** begin **

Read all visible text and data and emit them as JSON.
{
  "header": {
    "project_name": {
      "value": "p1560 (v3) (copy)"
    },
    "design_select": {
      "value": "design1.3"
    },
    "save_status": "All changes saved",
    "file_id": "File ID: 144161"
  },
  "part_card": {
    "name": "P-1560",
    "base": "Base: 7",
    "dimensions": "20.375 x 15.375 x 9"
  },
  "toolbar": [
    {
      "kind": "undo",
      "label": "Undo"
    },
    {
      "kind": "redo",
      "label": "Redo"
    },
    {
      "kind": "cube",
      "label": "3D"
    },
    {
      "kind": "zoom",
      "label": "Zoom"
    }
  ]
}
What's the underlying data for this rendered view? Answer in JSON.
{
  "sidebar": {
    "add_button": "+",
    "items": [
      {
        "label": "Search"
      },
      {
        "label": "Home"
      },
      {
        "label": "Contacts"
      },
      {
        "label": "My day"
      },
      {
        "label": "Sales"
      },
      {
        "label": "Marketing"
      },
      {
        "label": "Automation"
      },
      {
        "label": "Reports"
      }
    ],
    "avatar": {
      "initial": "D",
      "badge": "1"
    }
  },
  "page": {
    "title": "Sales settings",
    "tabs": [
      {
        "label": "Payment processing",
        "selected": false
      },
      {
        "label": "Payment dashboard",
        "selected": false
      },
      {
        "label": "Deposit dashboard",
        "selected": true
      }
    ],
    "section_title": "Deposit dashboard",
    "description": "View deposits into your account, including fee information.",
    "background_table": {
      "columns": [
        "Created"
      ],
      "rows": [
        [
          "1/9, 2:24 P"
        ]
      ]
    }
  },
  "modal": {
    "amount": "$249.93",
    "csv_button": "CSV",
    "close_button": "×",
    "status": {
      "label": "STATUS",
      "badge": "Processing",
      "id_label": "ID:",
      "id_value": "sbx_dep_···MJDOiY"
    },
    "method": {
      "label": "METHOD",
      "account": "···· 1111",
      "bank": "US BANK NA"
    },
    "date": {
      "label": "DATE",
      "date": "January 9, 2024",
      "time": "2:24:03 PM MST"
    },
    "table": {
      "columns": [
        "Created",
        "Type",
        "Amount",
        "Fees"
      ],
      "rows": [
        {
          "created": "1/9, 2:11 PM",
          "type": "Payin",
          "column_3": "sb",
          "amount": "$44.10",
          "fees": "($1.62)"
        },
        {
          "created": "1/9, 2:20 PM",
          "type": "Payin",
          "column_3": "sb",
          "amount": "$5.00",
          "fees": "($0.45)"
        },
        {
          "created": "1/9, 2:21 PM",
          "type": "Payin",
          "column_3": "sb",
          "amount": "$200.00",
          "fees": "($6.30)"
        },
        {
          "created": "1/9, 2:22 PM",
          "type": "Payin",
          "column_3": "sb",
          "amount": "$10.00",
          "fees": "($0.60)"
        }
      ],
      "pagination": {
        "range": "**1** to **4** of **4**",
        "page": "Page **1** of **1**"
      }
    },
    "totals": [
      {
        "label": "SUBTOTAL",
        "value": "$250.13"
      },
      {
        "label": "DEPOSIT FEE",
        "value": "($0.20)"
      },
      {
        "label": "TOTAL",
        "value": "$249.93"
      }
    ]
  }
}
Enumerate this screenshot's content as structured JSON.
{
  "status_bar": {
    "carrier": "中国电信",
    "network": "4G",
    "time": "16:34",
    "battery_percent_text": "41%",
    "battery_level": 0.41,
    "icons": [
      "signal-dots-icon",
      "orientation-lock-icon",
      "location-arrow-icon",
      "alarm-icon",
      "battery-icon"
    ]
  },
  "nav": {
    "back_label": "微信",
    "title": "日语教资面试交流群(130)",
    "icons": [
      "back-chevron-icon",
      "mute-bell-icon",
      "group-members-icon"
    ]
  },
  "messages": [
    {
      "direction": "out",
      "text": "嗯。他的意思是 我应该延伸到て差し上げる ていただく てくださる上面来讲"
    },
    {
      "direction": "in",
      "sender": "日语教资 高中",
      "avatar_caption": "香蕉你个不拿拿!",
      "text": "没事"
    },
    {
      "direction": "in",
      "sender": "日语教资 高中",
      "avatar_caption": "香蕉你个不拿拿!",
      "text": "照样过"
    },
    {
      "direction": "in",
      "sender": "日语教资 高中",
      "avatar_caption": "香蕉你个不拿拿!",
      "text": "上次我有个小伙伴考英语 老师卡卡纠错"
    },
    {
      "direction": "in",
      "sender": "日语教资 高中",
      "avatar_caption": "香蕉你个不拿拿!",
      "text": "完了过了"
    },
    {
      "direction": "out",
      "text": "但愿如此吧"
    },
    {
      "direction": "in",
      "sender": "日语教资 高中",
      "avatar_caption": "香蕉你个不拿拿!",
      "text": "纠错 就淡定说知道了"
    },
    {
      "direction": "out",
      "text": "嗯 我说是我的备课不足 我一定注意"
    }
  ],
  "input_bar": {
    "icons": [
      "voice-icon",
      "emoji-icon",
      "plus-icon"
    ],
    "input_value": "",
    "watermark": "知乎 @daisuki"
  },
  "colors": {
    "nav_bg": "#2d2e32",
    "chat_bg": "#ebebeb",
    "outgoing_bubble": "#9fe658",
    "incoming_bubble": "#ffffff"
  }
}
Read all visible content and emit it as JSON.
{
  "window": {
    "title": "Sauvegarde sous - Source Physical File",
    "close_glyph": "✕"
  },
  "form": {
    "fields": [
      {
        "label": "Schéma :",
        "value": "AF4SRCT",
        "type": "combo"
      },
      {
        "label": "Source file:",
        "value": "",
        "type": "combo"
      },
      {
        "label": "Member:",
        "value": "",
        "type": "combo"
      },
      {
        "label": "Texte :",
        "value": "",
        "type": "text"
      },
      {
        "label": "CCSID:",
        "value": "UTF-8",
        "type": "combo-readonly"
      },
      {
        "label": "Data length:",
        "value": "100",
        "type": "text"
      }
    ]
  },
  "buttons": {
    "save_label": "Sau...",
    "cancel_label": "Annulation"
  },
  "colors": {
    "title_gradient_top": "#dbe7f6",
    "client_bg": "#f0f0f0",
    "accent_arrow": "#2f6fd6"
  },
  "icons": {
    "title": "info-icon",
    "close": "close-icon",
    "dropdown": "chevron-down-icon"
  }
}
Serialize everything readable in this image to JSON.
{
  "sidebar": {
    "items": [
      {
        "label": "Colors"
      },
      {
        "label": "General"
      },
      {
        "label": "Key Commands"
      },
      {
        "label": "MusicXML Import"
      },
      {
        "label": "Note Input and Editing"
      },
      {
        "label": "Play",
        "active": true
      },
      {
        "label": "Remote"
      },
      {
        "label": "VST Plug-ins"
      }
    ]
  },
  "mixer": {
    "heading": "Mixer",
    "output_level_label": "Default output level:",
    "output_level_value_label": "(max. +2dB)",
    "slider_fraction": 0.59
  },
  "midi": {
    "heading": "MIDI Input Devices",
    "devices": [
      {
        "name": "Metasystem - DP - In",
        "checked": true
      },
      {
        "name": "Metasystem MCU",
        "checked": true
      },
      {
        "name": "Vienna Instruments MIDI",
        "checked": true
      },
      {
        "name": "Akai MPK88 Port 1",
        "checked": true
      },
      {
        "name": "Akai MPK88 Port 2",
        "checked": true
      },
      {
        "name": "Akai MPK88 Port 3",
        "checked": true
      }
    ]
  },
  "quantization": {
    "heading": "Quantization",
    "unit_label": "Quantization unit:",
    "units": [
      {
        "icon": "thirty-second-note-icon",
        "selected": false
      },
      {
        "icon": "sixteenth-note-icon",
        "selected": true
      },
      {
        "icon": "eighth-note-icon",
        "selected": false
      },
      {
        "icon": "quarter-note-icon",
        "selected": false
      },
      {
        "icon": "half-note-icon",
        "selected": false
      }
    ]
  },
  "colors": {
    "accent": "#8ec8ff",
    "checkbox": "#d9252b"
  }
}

** end **

(Required work): Restate the data above word for word, please.

(Exercise result):
Read all visible text and data and emit them as JSON.
{
  "header": {
    "project_name": {
      "value": "p1560 (v3) (copy)"
    },
    "design_select": {
      "value": "design1.3"
    },
    "save_status": "All changes saved",
    "file_id": "File ID: 144161"
  },
  "part_card": {
    "name": "P-1560",
    "base": "Base: 7",
    "dimensions": "20.375 x 15.375 x 9"
  },
  "toolbar": [
    {
      "kind": "undo",
      "label": "Undo"
    },
    {
      "kind": "redo",
      "label": "Redo"
    },
    {
      "kind": "cube",
      "label": "3D"
    },
    {
      "kind": "zoom",
      "label": "Zoom"
    }
  ]
}
What's the underlying data for this rendered view? Answer in JSON.
{
  "sidebar": {
    "add_button": "+",
    "items": [
      {
        "label": "Search"
      },
      {
        "label": "Home"
      },
      {
        "label": "Contacts"
      },
      {
        "label": "My day"
      },
      {
        "label": "Sales"
      },
      {
        "label": "Marketing"
      },
      {
        "label": "Automation"
      },
      {
        "label": "Reports"
      }
    ],
    "avatar": {
      "initial": "D",
      "badge": "1"
    }
  },
  "page": {
    "title": "Sales settings",
    "tabs": [
      {
        "label": "Payment processing",
        "selected": false
      },
      {
        "label": "Payment dashboard",
        "selected": false
      },
      {
        "label": "Deposit dashboard",
        "selected": true
      }
    ],
    "section_title": "Deposit dashboard",
    "description": "View deposits into your account, including fee information.",
    "background_table": {
      "columns": [
        "Created"
      ],
      "rows": [
        [
          "1/9, 2:24 P"
        ]
      ]
    }
  },
  "modal": {
    "amount": "$249.93",
    "csv_button": "CSV",
    "close_button": "×",
    "status": {
      "label": "STATUS",
      "badge": "Processing",
      "id_label": "ID:",
      "id_value": "sbx_dep_···MJDOiY"
    },
    "method": {
      "label": "METHOD",
      "account": "···· 1111",
      "bank": "US BANK NA"
    },
    "date": {
      "label": "DATE",
      "date": "January 9, 2024",
      "time": "2:24:03 PM MST"
    },
    "table": {
      "columns": [
        "Created",
        "Type",
        "Amount",
        "Fees"
      ],
      "rows": [
        {
          "created": "1/9, 2:11 PM",
          "type": "Payin",
          "column_3": "sb",
          "amount": "$44.10",
          "fees": "($1.62)"
        },
        {
          "created": "1/9, 2:20 PM",
          "type": "Payin",
          "column_3": "sb",
          "amount": "$5.00",
          "fees": "($0.45)"
        },
        {
          "created": "1/9, 2:21 PM",
          "type": "Payin",
          "column_3": "sb",
          "amount": "$200.00",
          "fees": "($6.30)"
        },
        {
          "created": "1/9, 2:22 PM",
          "type": "Payin",
          "column_3": "sb",
          "amount": "$10.00",
          "fees": "($0.60)"
        }
      ],
      "pagination": {
        "range": "**1** to **4** of **4**",
        "page": "Page **1** of **1**"
      }
    },
    "totals": [
      {
        "label": "SUBTOTAL",
        "value": "$250.13"
      },
      {
        "label": "DEPOSIT FEE",
        "value": "($0.20)"
      },
      {
        "label": "TOTAL",
        "value": "$249.93"
      }
    ]
  }
}
Enumerate this screenshot's content as structured JSON.
{
  "status_bar": {
    "carrier": "中国电信",
    "network": "4G",
    "time": "16:34",
    "battery_percent_text": "41%",
    "battery_level": 0.41,
    "icons": [
      "signal-dots-icon",
      "orientation-lock-icon",
      "location-arrow-icon",
      "alarm-icon",
      "battery-icon"
    ]
  },
  "nav": {
    "back_label": "微信",
    "title": "日语教资面试交流群(130)",
    "icons": [
      "back-chevron-icon",
      "mute-bell-icon",
      "group-members-icon"
    ]
  },
  "messages": [
    {
      "direction": "out",
      "text": "嗯。他的意思是 我应该延伸到て差し上げる ていただく てくださる上面来讲"
    },
    {
      "direction": "in",
      "sender": "日语教资 高中",
      "avatar_caption": "香蕉你个不拿拿!",
      "text": "没事"
    },
    {
      "direction": "in",
      "sender": "日语教资 高中",
      "avatar_caption": "香蕉你个不拿拿!",
      "text": "照样过"
    },
    {
      "direction": "in",
      "sender": "日语教资 高中",
      "avatar_caption": "香蕉你个不拿拿!",
      "text": "上次我有个小伙伴考英语 老师卡卡纠错"
    },
    {
      "direction": "in",
      "sender": "日语教资 高中",
      "avatar_caption": "香蕉你个不拿拿!",
      "text": "完了过了"
    },
    {
      "direction": "out",
      "text": "但愿如此吧"
    },
    {
      "direction": "in",
      "sender": "日语教资 高中",
      "avatar_caption": "香蕉你个不拿拿!",
      "text": "纠错 就淡定说知道了"
    },
    {
      "direction": "out",
      "text": "嗯 我说是我的备课不足 我一定注意"
    }
  ],
  "input_bar": {
    "icons": [
      "voice-icon",
      "emoji-icon",
      "plus-icon"
    ],
    "input_value": "",
    "watermark": "知乎 @daisuki"
  },
  "colors": {
    "nav_bg": "#2d2e32",
    "chat_bg": "#ebebeb",
    "outgoing_bubble": "#9fe658",
    "incoming_bubble": "#ffffff"
  }
}
Read all visible content and emit it as JSON.
{
  "window": {
    "title": "Sauvegarde sous - Source Physical File",
    "close_glyph": "✕"
  },
  "form": {
    "fields": [
      {
        "label": "Schéma :",
        "value": "AF4SRCT",
        "type": "combo"
      },
      {
        "label": "Source file:",
        "value": "",
        "type": "combo"
      },
      {
        "label": "Member:",
        "value": "",
        "type": "combo"
      },
      {
        "label": "Texte :",
        "value": "",
        "type": "text"
      },
      {
        "label": "CCSID:",
        "value": "UTF-8",
        "type": "combo-readonly"
      },
      {
        "label": "Data length:",
        "value": "100",
        "type": "text"
      }
    ]
  },
  "buttons": {
    "save_label": "Sau...",
    "cancel_label": "Annulation"
  },
  "colors": {
    "title_gradient_top": "#dbe7f6",
    "client_bg": "#f0f0f0",
    "accent_arrow": "#2f6fd6"
  },
  "icons": {
    "title": "info-icon",
    "close": "close-icon",
    "dropdown": "chevron-down-icon"
  }
}
Serialize everything readable in this image to JSON.
{
  "sidebar": {
    "items": [
      {
        "label": "Colors"
      },
      {
        "label": "General"
      },
      {
        "label": "Key Commands"
      },
      {
        "label": "MusicXML Import"
      },
      {
        "label": "Note Input and Editing"
      },
      {
        "label": "Play",
        "active": true
      },
      {
        "label": "Remote"
      },
      {
        "label": "VST Plug-ins"
      }
    ]
  },
  "mixer": {
    "heading": "Mixer",
    "output_level_label": "Default output level:",
    "output_level_value_label": "(max. +2dB)",
    "slider_fraction": 0.59
  },
  "midi": {
    "heading": "MIDI Input Devices",
    "devices": [
      {
        "name": "Metasystem - DP - In",
        "checked": true
      },
      {
        "name": "Metasystem MCU",
        "checked": true
      },
      {
        "name": "Vienna Instruments MIDI",
        "checked": true
      },
      {
        "name": "Akai MPK88 Port 1",
        "checked": true
      },
      {
        "name": "Akai MPK88 Port 2",
        "checked": true
      },
      {
        "name": "Akai MPK88 Port 3",
        "checked": true
      }
    ]
  },
  "quantization": {
    "heading": "Quantization",
    "unit_label": "Quantization unit:",
    "units": [
      {
        "icon": "thirty-second-note-icon",
        "selected": false
      },
      {
        "icon": "sixteenth-note-icon",
        "selected": true
      },
      {
        "icon": "eighth-note-icon",
        "selected": false
      },
      {
        "icon": "quarter-note-icon",
        "selected": false
      },
      {
        "icon": "half-note-icon",
        "selected": false
      }
    ]
  },
  "colors": {
    "accent": "#8ec8ff",
    "checkbox": "#d9252b"
  }
}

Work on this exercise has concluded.